**Directions for this task:** Pictures do not belong in your copy. Repeat all the other data exactly.

**Record excerpts:**
# # # # #

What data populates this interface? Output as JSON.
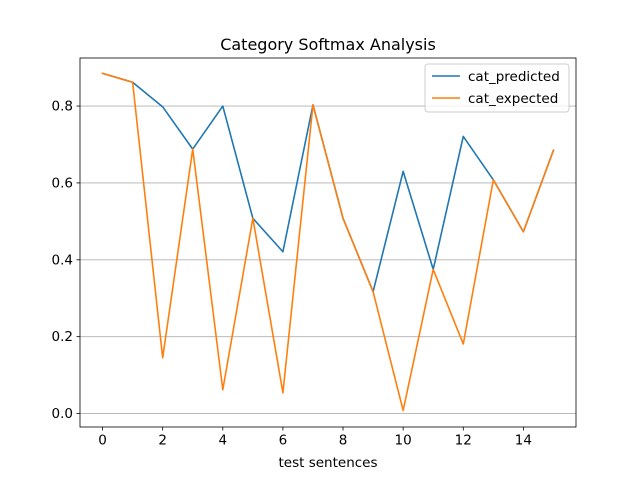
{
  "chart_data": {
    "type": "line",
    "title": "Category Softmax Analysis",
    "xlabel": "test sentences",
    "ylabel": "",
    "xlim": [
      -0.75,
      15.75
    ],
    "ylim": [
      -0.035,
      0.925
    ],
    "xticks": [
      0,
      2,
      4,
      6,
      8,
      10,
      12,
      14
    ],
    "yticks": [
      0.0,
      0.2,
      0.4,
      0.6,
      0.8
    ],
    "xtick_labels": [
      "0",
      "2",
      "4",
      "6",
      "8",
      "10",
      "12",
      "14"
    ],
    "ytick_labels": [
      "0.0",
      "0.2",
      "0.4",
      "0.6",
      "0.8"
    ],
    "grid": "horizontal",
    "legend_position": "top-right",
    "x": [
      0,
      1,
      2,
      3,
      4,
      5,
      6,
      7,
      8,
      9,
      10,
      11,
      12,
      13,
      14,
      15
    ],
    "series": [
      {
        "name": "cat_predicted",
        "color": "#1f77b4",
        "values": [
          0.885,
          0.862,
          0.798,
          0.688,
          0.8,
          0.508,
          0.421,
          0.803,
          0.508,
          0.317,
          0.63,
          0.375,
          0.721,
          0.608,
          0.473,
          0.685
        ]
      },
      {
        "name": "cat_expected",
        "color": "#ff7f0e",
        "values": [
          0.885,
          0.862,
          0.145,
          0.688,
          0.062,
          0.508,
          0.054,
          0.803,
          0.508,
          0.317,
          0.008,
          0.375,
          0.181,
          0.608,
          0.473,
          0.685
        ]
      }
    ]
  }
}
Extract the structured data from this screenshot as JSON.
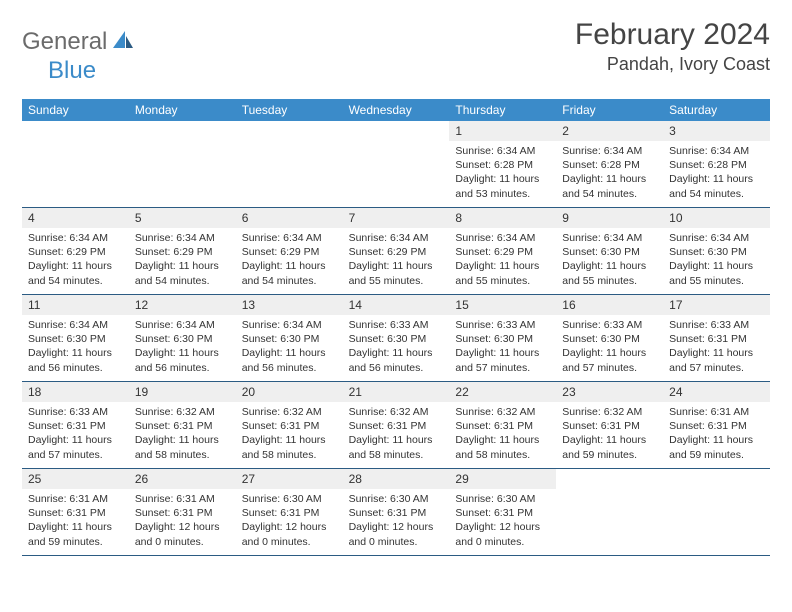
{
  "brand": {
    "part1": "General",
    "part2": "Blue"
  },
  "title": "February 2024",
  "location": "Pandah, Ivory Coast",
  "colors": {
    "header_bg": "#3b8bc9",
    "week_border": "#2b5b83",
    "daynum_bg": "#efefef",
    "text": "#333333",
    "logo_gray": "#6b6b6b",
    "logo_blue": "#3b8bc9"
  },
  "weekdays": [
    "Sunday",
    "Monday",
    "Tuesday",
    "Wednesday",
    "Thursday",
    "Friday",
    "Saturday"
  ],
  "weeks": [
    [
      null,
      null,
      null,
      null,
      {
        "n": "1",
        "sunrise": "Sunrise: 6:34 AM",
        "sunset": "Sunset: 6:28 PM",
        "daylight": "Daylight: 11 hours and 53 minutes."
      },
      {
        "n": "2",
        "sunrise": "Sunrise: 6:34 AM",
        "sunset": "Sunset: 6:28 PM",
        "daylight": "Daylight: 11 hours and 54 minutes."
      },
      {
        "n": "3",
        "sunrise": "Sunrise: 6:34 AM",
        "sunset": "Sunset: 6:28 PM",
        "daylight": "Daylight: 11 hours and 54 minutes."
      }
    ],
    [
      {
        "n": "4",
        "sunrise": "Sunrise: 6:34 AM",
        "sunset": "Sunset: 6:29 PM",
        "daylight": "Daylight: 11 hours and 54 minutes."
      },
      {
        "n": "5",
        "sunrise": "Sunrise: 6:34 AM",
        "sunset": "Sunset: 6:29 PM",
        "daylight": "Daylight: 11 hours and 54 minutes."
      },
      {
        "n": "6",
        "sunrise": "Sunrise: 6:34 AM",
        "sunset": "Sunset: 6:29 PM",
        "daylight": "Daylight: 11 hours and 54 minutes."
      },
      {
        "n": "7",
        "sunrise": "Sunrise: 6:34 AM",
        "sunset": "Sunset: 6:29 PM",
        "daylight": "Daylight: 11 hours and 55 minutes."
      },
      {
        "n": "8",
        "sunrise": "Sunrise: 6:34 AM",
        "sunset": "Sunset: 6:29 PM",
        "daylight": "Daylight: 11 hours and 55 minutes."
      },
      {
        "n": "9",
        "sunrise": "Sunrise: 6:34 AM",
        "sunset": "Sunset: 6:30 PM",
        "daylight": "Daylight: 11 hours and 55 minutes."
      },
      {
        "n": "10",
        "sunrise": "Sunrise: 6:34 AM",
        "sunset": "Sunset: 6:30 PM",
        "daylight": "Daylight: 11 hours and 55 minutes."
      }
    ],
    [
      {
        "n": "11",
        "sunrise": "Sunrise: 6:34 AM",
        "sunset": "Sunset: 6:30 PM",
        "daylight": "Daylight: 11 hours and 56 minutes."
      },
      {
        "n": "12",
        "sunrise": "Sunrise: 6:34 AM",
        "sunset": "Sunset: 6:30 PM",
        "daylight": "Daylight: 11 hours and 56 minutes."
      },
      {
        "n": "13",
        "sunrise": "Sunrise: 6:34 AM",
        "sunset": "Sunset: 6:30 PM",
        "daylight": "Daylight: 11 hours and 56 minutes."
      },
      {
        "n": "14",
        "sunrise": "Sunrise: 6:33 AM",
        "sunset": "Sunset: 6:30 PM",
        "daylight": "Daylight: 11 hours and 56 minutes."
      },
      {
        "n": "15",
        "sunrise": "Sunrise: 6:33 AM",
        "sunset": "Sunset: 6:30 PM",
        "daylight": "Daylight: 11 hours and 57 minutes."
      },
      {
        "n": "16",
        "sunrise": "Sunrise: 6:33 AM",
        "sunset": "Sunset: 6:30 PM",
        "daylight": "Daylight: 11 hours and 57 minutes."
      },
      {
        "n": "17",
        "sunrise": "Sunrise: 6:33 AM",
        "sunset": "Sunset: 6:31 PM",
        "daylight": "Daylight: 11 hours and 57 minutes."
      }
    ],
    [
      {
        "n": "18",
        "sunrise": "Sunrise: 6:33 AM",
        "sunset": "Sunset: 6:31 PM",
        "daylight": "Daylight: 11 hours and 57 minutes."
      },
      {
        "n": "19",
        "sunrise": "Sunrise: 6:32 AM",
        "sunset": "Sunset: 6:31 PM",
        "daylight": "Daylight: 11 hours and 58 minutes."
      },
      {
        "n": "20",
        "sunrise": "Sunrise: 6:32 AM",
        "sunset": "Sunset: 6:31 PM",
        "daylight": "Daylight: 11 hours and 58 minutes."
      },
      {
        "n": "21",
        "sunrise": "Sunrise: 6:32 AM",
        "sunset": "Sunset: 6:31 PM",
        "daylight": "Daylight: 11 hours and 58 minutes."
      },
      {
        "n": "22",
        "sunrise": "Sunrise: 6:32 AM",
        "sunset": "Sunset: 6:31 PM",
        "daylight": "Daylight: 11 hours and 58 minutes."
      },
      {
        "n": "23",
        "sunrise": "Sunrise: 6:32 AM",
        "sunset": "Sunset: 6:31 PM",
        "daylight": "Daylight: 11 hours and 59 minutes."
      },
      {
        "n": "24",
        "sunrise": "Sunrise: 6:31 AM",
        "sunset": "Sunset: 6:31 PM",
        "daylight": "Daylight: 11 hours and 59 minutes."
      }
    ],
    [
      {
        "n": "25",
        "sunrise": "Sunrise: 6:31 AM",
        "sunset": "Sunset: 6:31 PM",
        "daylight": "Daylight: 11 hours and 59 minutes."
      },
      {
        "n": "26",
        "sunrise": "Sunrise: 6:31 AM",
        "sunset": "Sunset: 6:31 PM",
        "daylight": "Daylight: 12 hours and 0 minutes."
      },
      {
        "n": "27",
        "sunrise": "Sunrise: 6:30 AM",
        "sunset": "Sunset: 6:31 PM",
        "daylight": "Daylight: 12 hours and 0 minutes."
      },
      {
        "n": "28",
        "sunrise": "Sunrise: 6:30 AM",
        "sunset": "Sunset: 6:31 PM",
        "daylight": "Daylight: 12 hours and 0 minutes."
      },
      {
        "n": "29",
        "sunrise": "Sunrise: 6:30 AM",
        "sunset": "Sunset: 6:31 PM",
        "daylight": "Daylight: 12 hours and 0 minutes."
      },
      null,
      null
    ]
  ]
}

# # # # #

**The completed task:**
What data populates this interface? Output as JSON.
{
  "chart_data": {
    "type": "line",
    "title": "Category Softmax Analysis",
    "xlabel": "test sentences",
    "ylabel": "",
    "xlim": [
      -0.75,
      15.75
    ],
    "ylim": [
      -0.035,
      0.925
    ],
    "xticks": [
      0,
      2,
      4,
      6,
      8,
      10,
      12,
      14
    ],
    "yticks": [
      0.0,
      0.2,
      0.4,
      0.6,
      0.8
    ],
    "xtick_labels": [
      "0",
      "2",
      "4",
      "6",
      "8",
      "10",
      "12",
      "14"
    ],
    "ytick_labels": [
      "0.0",
      "0.2",
      "0.4",
      "0.6",
      "0.8"
    ],
    "grid": "horizontal",
    "legend_position": "top-right",
    "x": [
      0,
      1,
      2,
      3,
      4,
      5,
      6,
      7,
      8,
      9,
      10,
      11,
      12,
      13,
      14,
      15
    ],
    "series": [
      {
        "name": "cat_predicted",
        "color": "#1f77b4",
        "values": [
          0.885,
          0.862,
          0.798,
          0.688,
          0.8,
          0.508,
          0.421,
          0.803,
          0.508,
          0.317,
          0.63,
          0.375,
          0.721,
          0.608,
          0.473,
          0.685
        ]
      },
      {
        "name": "cat_expected",
        "color": "#ff7f0e",
        "values": [
          0.885,
          0.862,
          0.145,
          0.688,
          0.062,
          0.508,
          0.054,
          0.803,
          0.508,
          0.317,
          0.008,
          0.375,
          0.181,
          0.608,
          0.473,
          0.685
        ]
      }
    ]
  }
}
Extract the structured data from this screenshot as JSON.
{
  "brand": {
    "part1": "General",
    "part2": "Blue"
  },
  "title": "February 2024",
  "location": "Pandah, Ivory Coast",
  "colors": {
    "header_bg": "#3b8bc9",
    "week_border": "#2b5b83",
    "daynum_bg": "#efefef",
    "text": "#333333",
    "logo_gray": "#6b6b6b",
    "logo_blue": "#3b8bc9"
  },
  "weekdays": [
    "Sunday",
    "Monday",
    "Tuesday",
    "Wednesday",
    "Thursday",
    "Friday",
    "Saturday"
  ],
  "weeks": [
    [
      null,
      null,
      null,
      null,
      {
        "n": "1",
        "sunrise": "Sunrise: 6:34 AM",
        "sunset": "Sunset: 6:28 PM",
        "daylight": "Daylight: 11 hours and 53 minutes."
      },
      {
        "n": "2",
        "sunrise": "Sunrise: 6:34 AM",
        "sunset": "Sunset: 6:28 PM",
        "daylight": "Daylight: 11 hours and 54 minutes."
      },
      {
        "n": "3",
        "sunrise": "Sunrise: 6:34 AM",
        "sunset": "Sunset: 6:28 PM",
        "daylight": "Daylight: 11 hours and 54 minutes."
      }
    ],
    [
      {
        "n": "4",
        "sunrise": "Sunrise: 6:34 AM",
        "sunset": "Sunset: 6:29 PM",
        "daylight": "Daylight: 11 hours and 54 minutes."
      },
      {
        "n": "5",
        "sunrise": "Sunrise: 6:34 AM",
        "sunset": "Sunset: 6:29 PM",
        "daylight": "Daylight: 11 hours and 54 minutes."
      },
      {
        "n": "6",
        "sunrise": "Sunrise: 6:34 AM",
        "sunset": "Sunset: 6:29 PM",
        "daylight": "Daylight: 11 hours and 54 minutes."
      },
      {
        "n": "7",
        "sunrise": "Sunrise: 6:34 AM",
        "sunset": "Sunset: 6:29 PM",
        "daylight": "Daylight: 11 hours and 55 minutes."
      },
      {
        "n": "8",
        "sunrise": "Sunrise: 6:34 AM",
        "sunset": "Sunset: 6:29 PM",
        "daylight": "Daylight: 11 hours and 55 minutes."
      },
      {
        "n": "9",
        "sunrise": "Sunrise: 6:34 AM",
        "sunset": "Sunset: 6:30 PM",
        "daylight": "Daylight: 11 hours and 55 minutes."
      },
      {
        "n": "10",
        "sunrise": "Sunrise: 6:34 AM",
        "sunset": "Sunset: 6:30 PM",
        "daylight": "Daylight: 11 hours and 55 minutes."
      }
    ],
    [
      {
        "n": "11",
        "sunrise": "Sunrise: 6:34 AM",
        "sunset": "Sunset: 6:30 PM",
        "daylight": "Daylight: 11 hours and 56 minutes."
      },
      {
        "n": "12",
        "sunrise": "Sunrise: 6:34 AM",
        "sunset": "Sunset: 6:30 PM",
        "daylight": "Daylight: 11 hours and 56 minutes."
      },
      {
        "n": "13",
        "sunrise": "Sunrise: 6:34 AM",
        "sunset": "Sunset: 6:30 PM",
        "daylight": "Daylight: 11 hours and 56 minutes."
      },
      {
        "n": "14",
        "sunrise": "Sunrise: 6:33 AM",
        "sunset": "Sunset: 6:30 PM",
        "daylight": "Daylight: 11 hours and 56 minutes."
      },
      {
        "n": "15",
        "sunrise": "Sunrise: 6:33 AM",
        "sunset": "Sunset: 6:30 PM",
        "daylight": "Daylight: 11 hours and 57 minutes."
      },
      {
        "n": "16",
        "sunrise": "Sunrise: 6:33 AM",
        "sunset": "Sunset: 6:30 PM",
        "daylight": "Daylight: 11 hours and 57 minutes."
      },
      {
        "n": "17",
        "sunrise": "Sunrise: 6:33 AM",
        "sunset": "Sunset: 6:31 PM",
        "daylight": "Daylight: 11 hours and 57 minutes."
      }
    ],
    [
      {
        "n": "18",
        "sunrise": "Sunrise: 6:33 AM",
        "sunset": "Sunset: 6:31 PM",
        "daylight": "Daylight: 11 hours and 57 minutes."
      },
      {
        "n": "19",
        "sunrise": "Sunrise: 6:32 AM",
        "sunset": "Sunset: 6:31 PM",
        "daylight": "Daylight: 11 hours and 58 minutes."
      },
      {
        "n": "20",
        "sunrise": "Sunrise: 6:32 AM",
        "sunset": "Sunset: 6:31 PM",
        "daylight": "Daylight: 11 hours and 58 minutes."
      },
      {
        "n": "21",
        "sunrise": "Sunrise: 6:32 AM",
        "sunset": "Sunset: 6:31 PM",
        "daylight": "Daylight: 11 hours and 58 minutes."
      },
      {
        "n": "22",
        "sunrise": "Sunrise: 6:32 AM",
        "sunset": "Sunset: 6:31 PM",
        "daylight": "Daylight: 11 hours and 58 minutes."
      },
      {
        "n": "23",
        "sunrise": "Sunrise: 6:32 AM",
        "sunset": "Sunset: 6:31 PM",
        "daylight": "Daylight: 11 hours and 59 minutes."
      },
      {
        "n": "24",
        "sunrise": "Sunrise: 6:31 AM",
        "sunset": "Sunset: 6:31 PM",
        "daylight": "Daylight: 11 hours and 59 minutes."
      }
    ],
    [
      {
        "n": "25",
        "sunrise": "Sunrise: 6:31 AM",
        "sunset": "Sunset: 6:31 PM",
        "daylight": "Daylight: 11 hours and 59 minutes."
      },
      {
        "n": "26",
        "sunrise": "Sunrise: 6:31 AM",
        "sunset": "Sunset: 6:31 PM",
        "daylight": "Daylight: 12 hours and 0 minutes."
      },
      {
        "n": "27",
        "sunrise": "Sunrise: 6:30 AM",
        "sunset": "Sunset: 6:31 PM",
        "daylight": "Daylight: 12 hours and 0 minutes."
      },
      {
        "n": "28",
        "sunrise": "Sunrise: 6:30 AM",
        "sunset": "Sunset: 6:31 PM",
        "daylight": "Daylight: 12 hours and 0 minutes."
      },
      {
        "n": "29",
        "sunrise": "Sunrise: 6:30 AM",
        "sunset": "Sunset: 6:31 PM",
        "daylight": "Daylight: 12 hours and 0 minutes."
      },
      null,
      null
    ]
  ]
}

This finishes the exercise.